Given exercise
Determine the count of lines holding "Articles" and give that count alone.

Listed entries
▬▬▬

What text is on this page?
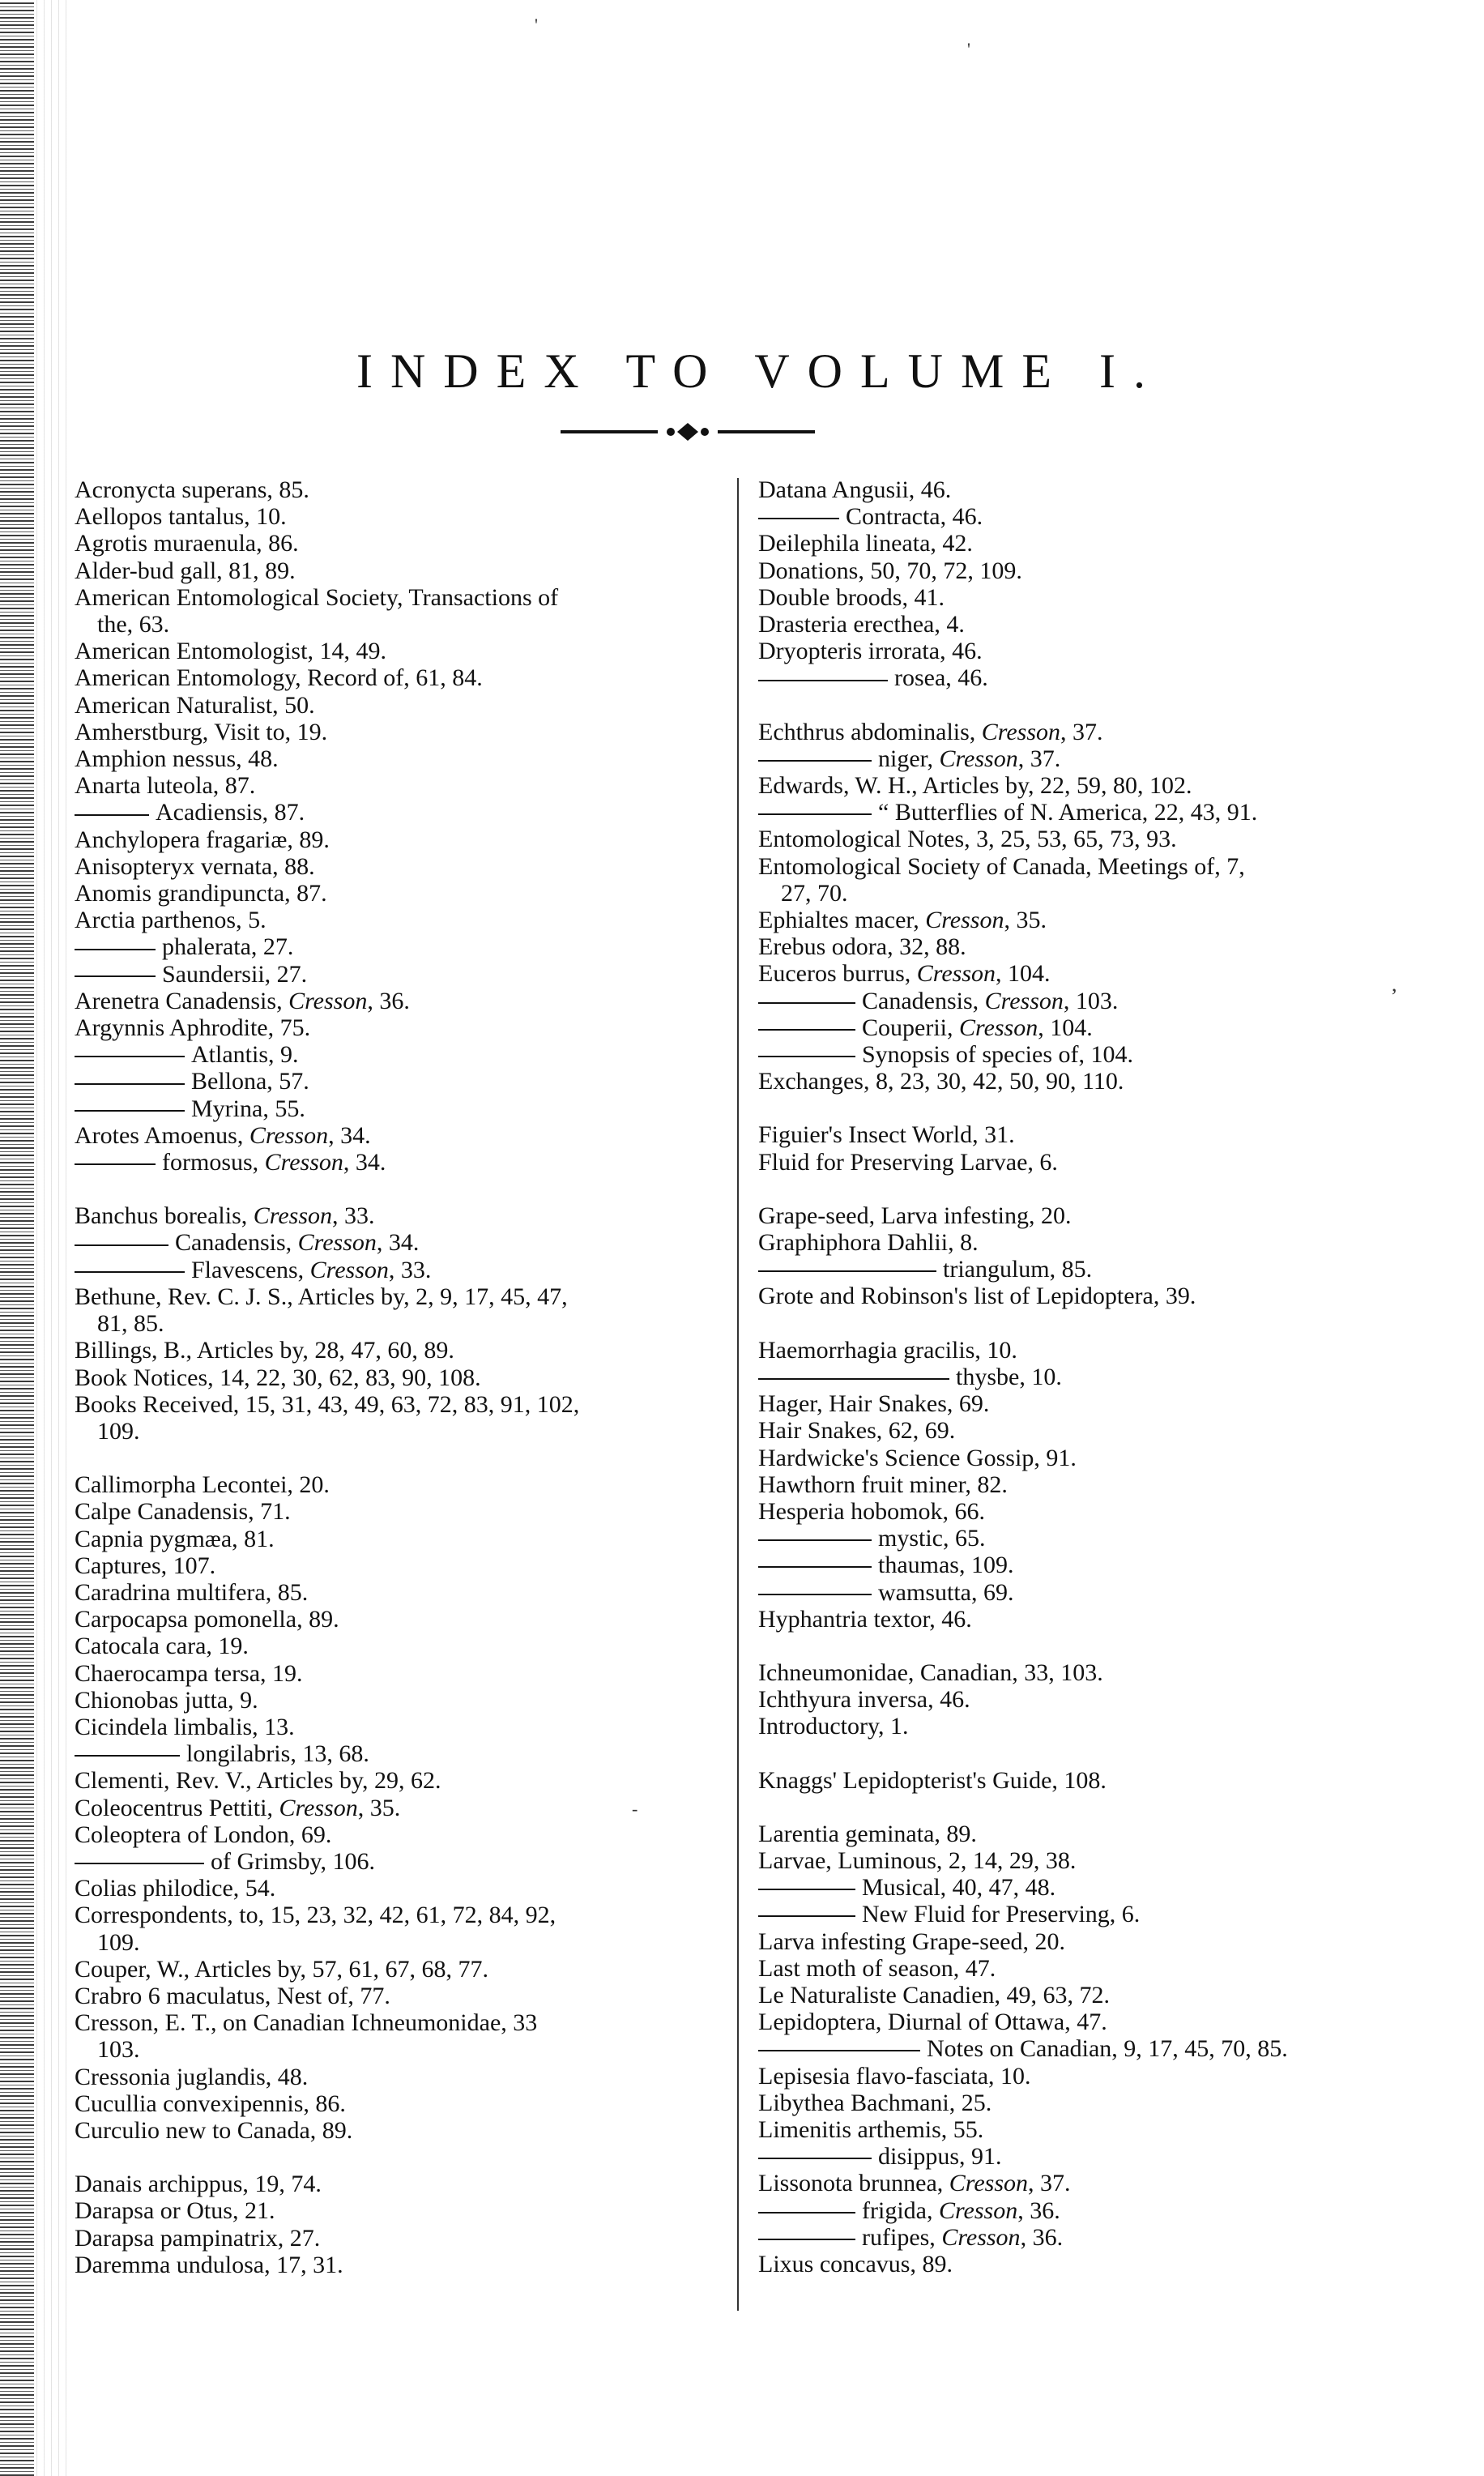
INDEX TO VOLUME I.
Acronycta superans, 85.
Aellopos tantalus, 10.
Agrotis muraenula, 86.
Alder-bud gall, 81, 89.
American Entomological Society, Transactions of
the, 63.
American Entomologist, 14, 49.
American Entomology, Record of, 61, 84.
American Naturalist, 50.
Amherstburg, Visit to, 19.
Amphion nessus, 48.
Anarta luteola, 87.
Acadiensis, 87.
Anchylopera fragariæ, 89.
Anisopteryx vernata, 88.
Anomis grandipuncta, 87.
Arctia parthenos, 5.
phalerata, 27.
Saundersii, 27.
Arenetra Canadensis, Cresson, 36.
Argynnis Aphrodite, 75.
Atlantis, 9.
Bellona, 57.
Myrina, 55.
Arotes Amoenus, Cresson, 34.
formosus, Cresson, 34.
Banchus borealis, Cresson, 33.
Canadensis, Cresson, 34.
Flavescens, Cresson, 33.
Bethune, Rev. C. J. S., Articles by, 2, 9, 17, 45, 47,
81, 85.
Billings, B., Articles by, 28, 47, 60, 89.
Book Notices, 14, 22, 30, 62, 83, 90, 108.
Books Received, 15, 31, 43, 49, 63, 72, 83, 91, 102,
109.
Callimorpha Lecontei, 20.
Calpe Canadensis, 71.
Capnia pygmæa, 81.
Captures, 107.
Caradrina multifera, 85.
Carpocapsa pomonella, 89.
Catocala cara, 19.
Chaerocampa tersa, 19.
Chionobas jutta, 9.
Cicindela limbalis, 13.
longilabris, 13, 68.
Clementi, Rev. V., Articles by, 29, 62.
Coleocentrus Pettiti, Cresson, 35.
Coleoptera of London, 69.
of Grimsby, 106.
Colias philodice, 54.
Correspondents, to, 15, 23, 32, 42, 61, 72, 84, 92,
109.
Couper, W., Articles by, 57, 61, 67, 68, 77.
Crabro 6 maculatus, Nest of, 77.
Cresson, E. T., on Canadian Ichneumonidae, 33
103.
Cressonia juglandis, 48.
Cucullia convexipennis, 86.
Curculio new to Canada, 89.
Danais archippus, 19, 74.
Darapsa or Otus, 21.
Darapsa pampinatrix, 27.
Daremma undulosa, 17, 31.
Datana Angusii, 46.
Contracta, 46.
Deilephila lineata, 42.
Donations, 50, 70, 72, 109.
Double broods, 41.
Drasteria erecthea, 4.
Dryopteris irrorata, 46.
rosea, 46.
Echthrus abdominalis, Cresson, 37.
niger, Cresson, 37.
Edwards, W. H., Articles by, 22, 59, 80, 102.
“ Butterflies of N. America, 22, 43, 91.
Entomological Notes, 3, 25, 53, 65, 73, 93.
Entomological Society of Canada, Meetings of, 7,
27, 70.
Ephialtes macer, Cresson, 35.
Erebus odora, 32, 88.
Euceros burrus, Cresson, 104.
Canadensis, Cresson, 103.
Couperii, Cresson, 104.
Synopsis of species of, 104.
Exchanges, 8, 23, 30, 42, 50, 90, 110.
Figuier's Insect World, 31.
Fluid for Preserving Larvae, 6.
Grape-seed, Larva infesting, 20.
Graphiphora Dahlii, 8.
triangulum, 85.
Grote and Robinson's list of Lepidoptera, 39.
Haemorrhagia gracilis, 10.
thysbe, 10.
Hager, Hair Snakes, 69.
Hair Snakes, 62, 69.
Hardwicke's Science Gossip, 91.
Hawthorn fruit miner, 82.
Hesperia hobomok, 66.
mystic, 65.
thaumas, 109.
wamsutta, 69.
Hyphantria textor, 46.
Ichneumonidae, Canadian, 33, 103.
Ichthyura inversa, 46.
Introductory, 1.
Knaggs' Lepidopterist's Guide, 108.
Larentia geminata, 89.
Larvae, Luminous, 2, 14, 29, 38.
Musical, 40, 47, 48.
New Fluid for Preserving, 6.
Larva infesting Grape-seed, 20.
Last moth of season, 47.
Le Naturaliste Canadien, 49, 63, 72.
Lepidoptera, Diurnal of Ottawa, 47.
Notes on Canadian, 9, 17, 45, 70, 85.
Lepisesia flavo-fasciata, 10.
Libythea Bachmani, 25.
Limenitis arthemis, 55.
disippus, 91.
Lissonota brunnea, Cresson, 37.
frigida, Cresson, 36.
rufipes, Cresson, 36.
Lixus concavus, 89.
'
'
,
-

▬▬▬

Solved exercise
5